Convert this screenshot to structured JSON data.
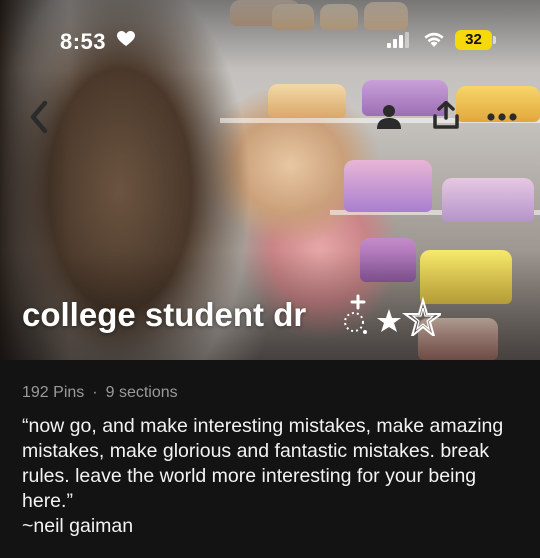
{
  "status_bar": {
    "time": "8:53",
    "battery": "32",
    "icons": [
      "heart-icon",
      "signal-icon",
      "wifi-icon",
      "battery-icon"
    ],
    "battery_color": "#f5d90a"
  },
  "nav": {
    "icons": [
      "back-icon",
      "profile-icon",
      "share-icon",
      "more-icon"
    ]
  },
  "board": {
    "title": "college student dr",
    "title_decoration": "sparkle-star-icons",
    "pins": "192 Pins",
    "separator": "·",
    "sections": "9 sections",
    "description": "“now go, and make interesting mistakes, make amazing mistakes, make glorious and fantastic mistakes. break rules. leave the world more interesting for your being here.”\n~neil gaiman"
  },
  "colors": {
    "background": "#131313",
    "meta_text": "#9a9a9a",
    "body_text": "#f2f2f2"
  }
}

• **AIM OF THE TASK**
Reproduce every entry word for word, but omit the pictures.

• **WRITTEN ANSWER**
Convert this screenshot to structured JSON data.
{
  "status_bar": {
    "time": "8:53",
    "battery": "32",
    "icons": [
      "heart-icon",
      "signal-icon",
      "wifi-icon",
      "battery-icon"
    ],
    "battery_color": "#f5d90a"
  },
  "nav": {
    "icons": [
      "back-icon",
      "profile-icon",
      "share-icon",
      "more-icon"
    ]
  },
  "board": {
    "title": "college student dr",
    "title_decoration": "sparkle-star-icons",
    "pins": "192 Pins",
    "separator": "·",
    "sections": "9 sections",
    "description": "“now go, and make interesting mistakes, make amazing mistakes, make glorious and fantastic mistakes. break rules. leave the world more interesting for your being here.”\n~neil gaiman"
  },
  "colors": {
    "background": "#131313",
    "meta_text": "#9a9a9a",
    "body_text": "#f2f2f2"
  }
}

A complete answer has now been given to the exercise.